==== GIVEN DATA
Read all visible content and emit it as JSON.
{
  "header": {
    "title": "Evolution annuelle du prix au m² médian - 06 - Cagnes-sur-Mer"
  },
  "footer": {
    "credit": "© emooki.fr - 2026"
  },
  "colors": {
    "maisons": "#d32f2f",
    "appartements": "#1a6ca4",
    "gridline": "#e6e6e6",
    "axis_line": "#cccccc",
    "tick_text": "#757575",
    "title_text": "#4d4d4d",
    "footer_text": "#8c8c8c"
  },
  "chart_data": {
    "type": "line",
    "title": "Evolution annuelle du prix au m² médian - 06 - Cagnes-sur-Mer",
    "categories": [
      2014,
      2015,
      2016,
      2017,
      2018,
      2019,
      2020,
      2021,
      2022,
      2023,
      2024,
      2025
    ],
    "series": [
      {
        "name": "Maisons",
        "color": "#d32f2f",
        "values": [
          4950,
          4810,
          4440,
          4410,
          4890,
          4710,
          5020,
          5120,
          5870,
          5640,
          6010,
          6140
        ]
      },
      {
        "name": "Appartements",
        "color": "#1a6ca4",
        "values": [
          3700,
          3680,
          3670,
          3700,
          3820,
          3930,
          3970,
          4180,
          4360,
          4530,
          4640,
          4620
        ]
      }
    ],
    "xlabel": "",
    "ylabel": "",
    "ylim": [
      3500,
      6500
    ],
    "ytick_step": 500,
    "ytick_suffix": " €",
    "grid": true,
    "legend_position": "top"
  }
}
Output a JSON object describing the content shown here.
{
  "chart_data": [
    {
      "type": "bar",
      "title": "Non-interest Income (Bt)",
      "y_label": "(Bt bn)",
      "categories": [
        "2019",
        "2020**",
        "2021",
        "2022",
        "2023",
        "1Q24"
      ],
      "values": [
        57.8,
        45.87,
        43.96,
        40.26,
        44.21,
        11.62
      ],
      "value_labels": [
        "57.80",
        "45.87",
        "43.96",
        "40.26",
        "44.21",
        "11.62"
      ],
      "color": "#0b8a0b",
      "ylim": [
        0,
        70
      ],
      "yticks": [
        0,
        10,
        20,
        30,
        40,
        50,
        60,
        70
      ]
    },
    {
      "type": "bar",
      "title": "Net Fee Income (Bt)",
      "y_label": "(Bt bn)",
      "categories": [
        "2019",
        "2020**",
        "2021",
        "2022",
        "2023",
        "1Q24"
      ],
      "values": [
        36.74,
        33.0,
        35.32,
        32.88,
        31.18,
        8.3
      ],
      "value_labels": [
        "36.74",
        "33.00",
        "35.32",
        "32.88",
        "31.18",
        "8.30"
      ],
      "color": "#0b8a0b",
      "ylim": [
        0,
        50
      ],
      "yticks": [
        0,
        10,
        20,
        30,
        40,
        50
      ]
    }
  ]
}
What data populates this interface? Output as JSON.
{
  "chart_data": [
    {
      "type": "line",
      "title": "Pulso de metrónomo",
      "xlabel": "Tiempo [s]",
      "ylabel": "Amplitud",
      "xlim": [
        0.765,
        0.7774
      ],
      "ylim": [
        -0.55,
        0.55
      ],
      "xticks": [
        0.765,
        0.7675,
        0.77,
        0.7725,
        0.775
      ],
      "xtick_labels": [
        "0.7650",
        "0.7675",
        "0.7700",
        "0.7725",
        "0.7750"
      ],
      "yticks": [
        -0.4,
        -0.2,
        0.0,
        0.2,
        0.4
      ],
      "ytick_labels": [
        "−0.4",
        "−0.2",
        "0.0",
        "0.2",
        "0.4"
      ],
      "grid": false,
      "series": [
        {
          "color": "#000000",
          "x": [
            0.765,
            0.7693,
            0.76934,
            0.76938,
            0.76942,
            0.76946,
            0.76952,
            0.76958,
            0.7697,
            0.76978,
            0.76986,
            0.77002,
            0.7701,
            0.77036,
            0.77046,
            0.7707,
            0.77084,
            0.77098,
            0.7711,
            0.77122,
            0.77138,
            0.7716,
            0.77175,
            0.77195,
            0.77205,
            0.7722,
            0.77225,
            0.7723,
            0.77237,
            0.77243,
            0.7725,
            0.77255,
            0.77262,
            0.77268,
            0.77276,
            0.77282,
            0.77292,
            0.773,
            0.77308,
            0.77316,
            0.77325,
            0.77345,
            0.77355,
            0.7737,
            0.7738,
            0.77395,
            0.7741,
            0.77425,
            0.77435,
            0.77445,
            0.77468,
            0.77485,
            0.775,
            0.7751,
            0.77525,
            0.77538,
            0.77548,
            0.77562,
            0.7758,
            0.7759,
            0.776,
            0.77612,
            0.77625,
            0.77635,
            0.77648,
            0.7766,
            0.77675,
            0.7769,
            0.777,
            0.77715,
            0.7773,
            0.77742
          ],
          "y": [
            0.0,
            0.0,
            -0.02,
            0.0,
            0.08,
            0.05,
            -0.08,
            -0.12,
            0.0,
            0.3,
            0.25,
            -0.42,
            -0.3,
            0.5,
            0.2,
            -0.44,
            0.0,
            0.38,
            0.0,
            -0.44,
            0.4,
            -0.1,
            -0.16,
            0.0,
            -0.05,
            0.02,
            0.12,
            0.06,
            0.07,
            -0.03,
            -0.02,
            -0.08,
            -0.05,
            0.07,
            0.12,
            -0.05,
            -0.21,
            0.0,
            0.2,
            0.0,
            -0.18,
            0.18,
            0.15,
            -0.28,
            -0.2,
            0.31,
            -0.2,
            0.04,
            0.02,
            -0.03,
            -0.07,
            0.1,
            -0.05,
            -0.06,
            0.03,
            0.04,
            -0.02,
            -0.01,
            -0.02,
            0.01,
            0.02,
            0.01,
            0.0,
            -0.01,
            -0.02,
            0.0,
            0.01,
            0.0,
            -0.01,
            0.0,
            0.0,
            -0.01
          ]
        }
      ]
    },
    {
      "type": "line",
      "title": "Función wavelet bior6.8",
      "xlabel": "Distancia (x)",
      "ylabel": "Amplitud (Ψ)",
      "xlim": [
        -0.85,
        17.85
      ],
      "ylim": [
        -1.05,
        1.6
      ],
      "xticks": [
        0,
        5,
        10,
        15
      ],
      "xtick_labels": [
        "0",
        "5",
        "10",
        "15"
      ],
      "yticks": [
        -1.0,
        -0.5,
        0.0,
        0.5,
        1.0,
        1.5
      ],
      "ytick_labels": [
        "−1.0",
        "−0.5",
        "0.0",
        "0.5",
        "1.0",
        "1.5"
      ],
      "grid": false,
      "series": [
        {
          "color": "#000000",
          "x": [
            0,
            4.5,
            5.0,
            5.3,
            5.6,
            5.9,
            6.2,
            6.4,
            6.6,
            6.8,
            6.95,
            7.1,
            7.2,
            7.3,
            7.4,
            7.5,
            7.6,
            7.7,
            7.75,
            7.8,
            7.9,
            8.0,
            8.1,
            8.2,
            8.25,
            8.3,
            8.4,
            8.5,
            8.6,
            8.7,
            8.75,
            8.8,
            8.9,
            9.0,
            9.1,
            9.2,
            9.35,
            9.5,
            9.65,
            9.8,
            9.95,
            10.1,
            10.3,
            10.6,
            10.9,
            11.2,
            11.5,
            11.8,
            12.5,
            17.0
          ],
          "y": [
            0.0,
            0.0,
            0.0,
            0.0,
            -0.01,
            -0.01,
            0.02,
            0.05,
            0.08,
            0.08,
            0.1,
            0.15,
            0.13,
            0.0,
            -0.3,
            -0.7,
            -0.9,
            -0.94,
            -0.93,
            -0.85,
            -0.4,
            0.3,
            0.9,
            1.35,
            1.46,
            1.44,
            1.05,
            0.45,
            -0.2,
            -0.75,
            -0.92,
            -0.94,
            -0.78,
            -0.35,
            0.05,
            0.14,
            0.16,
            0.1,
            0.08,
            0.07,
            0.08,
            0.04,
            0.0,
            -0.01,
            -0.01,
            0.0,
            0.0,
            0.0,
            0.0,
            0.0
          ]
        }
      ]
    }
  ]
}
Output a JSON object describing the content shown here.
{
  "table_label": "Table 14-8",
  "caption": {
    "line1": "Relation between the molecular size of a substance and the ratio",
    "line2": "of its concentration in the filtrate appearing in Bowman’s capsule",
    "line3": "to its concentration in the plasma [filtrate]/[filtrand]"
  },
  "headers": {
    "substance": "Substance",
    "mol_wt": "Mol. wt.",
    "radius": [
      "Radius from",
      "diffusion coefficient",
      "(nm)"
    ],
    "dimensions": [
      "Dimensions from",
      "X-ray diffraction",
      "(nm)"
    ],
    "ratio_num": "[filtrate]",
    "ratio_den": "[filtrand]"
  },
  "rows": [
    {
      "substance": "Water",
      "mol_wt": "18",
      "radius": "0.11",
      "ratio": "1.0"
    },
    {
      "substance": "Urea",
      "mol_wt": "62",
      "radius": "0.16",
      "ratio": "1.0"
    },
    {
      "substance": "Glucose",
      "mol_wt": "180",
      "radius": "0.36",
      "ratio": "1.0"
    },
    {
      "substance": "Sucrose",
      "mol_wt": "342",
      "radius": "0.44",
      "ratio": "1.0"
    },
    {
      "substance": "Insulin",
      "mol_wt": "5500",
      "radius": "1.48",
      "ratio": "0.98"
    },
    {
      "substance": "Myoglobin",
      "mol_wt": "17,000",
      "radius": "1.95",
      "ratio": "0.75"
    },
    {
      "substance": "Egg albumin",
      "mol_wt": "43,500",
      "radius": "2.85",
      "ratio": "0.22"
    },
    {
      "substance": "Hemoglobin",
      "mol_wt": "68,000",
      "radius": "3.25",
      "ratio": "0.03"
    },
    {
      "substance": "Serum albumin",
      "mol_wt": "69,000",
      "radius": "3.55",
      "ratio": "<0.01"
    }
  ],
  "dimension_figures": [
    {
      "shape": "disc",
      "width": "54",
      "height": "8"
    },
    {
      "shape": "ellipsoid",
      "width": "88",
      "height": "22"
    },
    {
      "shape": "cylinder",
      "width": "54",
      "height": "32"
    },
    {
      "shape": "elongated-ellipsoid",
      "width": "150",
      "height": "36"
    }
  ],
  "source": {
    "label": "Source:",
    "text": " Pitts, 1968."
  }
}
========
• _EXERCISE BRIEF_: Go through the material line by line. Show each line that contains the string "Cagnes".

• _RESULT BELOW_:
    "title": "Evolution annuelle du prix au m² médian - 06 - Cagnes-sur-Mer"
    "title": "Evolution annuelle du prix au m² médian - 06 - Cagnes-sur-Mer",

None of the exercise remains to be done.